_PAGE EXCERPT_.
=-=-=-=-=
Stan Rogal has been described by Stuart Ross as a bon vivant and man about town. Judith Fitzgerald referred to him as an intellectual redneck. Hedonist, harsh humourist, philatelist, fatalist, devoted oenophile, punster... whatever... his work has appeared in numerous magazines and anthologies in Canada, the US and Europe. He is the author of 20 books, the latest being a novel titled Dog The Moon, from Insomniac Press, spring 2016. He is also produced playwright. He resides in Toronto.

Though his name appeared on Josef Kaplan’s kill list, Fitz Fitzgerald still lives, often uncomfortable in his own skin. His poetry has appeared in Apartment, Octopus, Open Letters Monthly, Hidden City Quarterly, Dusie, Boog City and elsewhere. Furniture Press published Triangle Shirtwaist Fire. 17 Reasons is forthcoming from AngelHouse Press. He has read as part of the Worms series in Baltimore, the Ruthless Grip in Washington D.C., the La Tazza series in Philadelphia and Welcome to Boog City Festival in Brooklyn. He attended New College of California in the late 1990s where he studying with Lyn Hejinian and David Meltzer and participated in “A Night in the Life of San Francisco Writing” at New Langton Arts and read at Canessa Park. He has edited theoretical works by Benjamin Friedlander, Brian Reed, Peter Quartermain, Steve McCaffery, Harryette Mullen among others as part of the Modern and Contemporary Poetics series curated by Charles Bernstein and Hank Lazer. He has published poetry reviews in Rain Taxi, First Intensity, Real Pants, Fanzine and elsewhere. He lives on Quaker Hill in Baltimore.
=-=-=-=-=
_PROBLEM A_. In the author bios above, which press published Stan Rogal's novel Dog The Moon?
_PROBLEM B_. Continue the author bios above, picking up after their final sentence.
=-=-=-=-=
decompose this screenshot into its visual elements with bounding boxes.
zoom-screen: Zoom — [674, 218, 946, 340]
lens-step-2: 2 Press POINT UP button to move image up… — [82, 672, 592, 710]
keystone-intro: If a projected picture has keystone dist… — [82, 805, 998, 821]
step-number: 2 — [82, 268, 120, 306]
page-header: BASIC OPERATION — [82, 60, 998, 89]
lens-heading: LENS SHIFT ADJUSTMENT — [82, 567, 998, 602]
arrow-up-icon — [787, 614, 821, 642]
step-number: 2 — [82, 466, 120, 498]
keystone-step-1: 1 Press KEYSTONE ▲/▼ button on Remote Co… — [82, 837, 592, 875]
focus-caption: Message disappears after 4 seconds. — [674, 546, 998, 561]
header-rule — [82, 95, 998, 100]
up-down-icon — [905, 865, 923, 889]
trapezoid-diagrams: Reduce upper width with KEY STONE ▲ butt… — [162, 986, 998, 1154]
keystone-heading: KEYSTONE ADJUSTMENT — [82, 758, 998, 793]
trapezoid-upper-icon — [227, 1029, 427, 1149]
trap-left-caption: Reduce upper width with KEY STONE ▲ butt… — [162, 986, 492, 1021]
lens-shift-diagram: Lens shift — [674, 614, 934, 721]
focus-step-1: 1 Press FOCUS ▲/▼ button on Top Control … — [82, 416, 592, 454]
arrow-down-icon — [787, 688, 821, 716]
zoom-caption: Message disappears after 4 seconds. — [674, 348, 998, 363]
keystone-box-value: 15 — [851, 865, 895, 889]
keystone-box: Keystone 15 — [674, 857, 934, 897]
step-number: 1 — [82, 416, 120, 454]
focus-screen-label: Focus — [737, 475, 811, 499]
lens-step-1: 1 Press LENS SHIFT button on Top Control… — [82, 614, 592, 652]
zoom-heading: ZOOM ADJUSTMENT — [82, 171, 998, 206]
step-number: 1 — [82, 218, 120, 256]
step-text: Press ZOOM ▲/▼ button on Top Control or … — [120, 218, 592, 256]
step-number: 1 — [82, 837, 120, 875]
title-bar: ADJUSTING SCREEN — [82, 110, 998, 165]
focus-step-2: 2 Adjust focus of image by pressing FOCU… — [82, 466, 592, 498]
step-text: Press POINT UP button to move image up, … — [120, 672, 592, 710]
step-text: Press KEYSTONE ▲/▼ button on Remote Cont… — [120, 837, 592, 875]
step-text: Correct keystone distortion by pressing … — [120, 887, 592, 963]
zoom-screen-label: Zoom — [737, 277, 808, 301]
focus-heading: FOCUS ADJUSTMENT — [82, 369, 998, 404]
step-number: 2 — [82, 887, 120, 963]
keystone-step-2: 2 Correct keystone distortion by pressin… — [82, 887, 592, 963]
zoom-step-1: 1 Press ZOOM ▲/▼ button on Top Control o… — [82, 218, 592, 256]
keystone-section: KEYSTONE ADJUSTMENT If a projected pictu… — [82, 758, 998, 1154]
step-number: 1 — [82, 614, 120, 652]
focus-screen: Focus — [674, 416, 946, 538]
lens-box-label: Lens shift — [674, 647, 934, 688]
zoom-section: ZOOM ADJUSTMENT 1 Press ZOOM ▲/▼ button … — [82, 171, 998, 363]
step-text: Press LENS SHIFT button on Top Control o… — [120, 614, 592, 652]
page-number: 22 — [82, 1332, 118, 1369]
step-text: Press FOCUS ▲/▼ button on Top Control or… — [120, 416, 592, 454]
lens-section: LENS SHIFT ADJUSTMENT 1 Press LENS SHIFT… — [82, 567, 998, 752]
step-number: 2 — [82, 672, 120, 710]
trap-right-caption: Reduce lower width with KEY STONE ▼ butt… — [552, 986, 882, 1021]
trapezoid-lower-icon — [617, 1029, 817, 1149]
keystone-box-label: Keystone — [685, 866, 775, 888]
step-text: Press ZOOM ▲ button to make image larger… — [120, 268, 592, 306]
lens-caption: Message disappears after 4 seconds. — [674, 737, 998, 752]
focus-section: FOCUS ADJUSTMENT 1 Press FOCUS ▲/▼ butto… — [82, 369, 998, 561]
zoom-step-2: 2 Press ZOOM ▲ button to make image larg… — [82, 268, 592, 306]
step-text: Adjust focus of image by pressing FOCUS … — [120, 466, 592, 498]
=-=-=-=-=
_ANSWER SPACE A_. Insomniac Press

_ANSWER SPACE B_.
Kyp Harness is a singer-songwriter known for the poetry of his lyrics. He has released twelve independent recordings.  He is also the author of two books: The Art of Laurel and Hardy (2006) and The Art of Charlie Chaplin (2007), both published by McFarland in the US. In March 2016, he released his thirteenth album, Stoplight Moon. In May, his novel, Wigford Rememberies was published by Nightwood Editions.

Meagan Black starts her MFA in Creative Writing this fall and is freaking out. Outside of school, her interests include working for Arc Poetry Magazine and never finishing the edits on her first YA novel. She’s won a couple of awards and been published in a couple of place, including Carousel Magazine and the internet. Visit her on her website at www.actuallyreadbooks.com.

Paul Carlucci's sophomore collection, A Plea for Constant Motion, will be published by House of Anansi in January 2017. The Secret Life of Fission, his debut, won the 2013 Danuta Gleed Literary Award. Individually, his stories are forthcoming or have been published in Carousel, filling Station, The New Quarterly, The Fiddlehead, The Puritan, Little Fiction, subTerrain, The Malahat and others. He lives in Ottawa.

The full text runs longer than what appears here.